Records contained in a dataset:
|---|

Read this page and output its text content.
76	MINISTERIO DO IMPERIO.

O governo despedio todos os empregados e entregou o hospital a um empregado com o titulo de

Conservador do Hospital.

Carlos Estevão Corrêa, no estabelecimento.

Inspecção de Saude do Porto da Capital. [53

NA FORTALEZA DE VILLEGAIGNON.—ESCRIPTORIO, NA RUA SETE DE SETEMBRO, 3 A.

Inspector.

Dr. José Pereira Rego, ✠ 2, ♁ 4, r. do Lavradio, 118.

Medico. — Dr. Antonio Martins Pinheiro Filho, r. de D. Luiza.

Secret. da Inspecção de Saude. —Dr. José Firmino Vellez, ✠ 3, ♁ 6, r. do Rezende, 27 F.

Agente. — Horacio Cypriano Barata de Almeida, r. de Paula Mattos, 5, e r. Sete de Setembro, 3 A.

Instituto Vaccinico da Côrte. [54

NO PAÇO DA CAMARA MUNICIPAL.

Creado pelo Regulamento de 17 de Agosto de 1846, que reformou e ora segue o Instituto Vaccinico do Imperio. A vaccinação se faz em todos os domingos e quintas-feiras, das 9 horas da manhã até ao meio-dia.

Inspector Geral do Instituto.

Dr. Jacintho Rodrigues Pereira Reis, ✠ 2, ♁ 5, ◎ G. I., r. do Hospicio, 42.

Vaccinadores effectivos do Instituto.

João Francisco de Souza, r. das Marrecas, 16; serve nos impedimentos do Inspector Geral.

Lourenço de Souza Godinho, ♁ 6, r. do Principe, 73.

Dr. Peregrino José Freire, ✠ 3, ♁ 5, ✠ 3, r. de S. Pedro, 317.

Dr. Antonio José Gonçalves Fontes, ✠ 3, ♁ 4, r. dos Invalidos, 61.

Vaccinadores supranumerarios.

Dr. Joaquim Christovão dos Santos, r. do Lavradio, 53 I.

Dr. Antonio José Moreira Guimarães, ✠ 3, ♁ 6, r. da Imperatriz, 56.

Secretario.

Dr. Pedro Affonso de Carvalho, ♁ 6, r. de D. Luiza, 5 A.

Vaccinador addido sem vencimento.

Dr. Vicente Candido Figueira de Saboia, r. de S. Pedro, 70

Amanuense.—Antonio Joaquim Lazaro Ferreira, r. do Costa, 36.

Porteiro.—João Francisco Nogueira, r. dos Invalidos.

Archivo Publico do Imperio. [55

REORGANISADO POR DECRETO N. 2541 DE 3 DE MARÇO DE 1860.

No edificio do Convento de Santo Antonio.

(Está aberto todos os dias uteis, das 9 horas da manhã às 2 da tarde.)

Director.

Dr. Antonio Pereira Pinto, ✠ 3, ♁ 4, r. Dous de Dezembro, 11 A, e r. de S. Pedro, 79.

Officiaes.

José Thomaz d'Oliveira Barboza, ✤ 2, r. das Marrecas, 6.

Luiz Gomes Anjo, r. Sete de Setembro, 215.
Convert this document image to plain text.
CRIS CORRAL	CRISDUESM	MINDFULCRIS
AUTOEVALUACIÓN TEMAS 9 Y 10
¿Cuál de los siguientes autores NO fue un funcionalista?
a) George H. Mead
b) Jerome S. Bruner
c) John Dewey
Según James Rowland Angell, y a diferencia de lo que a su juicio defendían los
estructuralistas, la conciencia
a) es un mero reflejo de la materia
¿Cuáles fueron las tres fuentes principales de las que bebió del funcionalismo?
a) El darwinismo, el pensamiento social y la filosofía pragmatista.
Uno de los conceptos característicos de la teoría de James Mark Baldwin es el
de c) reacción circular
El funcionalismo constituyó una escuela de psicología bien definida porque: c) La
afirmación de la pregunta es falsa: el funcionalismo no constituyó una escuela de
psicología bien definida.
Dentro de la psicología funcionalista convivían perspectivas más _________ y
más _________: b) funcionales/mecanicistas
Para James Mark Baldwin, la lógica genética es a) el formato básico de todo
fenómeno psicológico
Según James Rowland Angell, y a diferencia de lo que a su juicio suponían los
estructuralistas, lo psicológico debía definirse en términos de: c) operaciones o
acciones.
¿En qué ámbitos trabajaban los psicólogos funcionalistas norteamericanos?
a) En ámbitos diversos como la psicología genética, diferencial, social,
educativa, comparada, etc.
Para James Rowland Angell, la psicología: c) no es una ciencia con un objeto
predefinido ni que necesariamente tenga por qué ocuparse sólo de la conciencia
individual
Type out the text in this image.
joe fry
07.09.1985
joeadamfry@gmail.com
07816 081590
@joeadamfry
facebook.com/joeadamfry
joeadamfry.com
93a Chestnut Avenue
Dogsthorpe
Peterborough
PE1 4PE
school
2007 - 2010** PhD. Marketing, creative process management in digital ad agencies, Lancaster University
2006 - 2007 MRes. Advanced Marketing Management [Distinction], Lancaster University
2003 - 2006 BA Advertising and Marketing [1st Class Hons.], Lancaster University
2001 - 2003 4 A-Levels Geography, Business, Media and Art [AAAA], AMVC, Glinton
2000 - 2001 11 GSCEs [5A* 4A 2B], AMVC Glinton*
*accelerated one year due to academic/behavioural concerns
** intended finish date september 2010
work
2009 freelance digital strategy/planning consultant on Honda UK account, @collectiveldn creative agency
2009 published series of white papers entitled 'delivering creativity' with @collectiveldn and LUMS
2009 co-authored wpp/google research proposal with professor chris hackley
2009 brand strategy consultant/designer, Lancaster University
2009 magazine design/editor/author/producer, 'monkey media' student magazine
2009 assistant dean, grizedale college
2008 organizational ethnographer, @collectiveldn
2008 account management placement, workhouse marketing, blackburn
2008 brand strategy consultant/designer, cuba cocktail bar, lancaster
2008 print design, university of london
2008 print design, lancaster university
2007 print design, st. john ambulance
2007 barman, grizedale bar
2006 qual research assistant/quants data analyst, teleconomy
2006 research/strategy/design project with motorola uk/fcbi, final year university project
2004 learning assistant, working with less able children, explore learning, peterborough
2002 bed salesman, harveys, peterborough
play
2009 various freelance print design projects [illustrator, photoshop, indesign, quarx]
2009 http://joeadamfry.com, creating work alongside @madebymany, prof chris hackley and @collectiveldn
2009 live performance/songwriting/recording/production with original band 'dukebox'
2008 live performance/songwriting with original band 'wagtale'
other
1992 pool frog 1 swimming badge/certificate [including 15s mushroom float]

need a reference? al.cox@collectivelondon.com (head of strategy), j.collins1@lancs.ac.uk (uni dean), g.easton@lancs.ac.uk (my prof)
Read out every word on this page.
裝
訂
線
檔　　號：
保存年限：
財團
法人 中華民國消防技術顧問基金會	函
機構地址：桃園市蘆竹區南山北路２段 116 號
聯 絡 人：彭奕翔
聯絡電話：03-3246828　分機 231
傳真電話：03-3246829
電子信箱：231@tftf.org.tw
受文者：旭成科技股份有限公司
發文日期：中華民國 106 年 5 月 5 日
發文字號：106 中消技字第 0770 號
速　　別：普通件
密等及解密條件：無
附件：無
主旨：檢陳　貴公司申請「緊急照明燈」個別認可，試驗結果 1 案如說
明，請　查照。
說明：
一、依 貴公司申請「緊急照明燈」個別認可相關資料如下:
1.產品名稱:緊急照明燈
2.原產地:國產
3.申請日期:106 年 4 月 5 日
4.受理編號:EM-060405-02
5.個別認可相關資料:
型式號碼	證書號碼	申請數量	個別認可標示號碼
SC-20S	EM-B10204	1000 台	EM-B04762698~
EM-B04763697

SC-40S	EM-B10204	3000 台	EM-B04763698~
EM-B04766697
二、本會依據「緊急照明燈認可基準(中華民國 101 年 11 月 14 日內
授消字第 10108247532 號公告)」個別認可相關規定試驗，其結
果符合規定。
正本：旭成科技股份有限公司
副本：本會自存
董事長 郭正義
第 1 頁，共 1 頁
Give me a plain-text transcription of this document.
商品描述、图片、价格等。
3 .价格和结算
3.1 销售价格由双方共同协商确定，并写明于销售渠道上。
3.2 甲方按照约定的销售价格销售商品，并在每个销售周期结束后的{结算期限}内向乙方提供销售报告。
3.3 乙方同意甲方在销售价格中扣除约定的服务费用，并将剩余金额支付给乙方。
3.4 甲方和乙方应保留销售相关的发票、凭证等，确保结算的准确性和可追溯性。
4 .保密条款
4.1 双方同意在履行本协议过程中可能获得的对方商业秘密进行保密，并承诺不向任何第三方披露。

|---|

▸ What to do
Copy all lines above containing the string "account".

▸ Correct answer
2009 freelance digital strategy/planning consultant on Honda UK account, @collectiveldn creative agency
2008 account management placement, workhouse marketing, blackburn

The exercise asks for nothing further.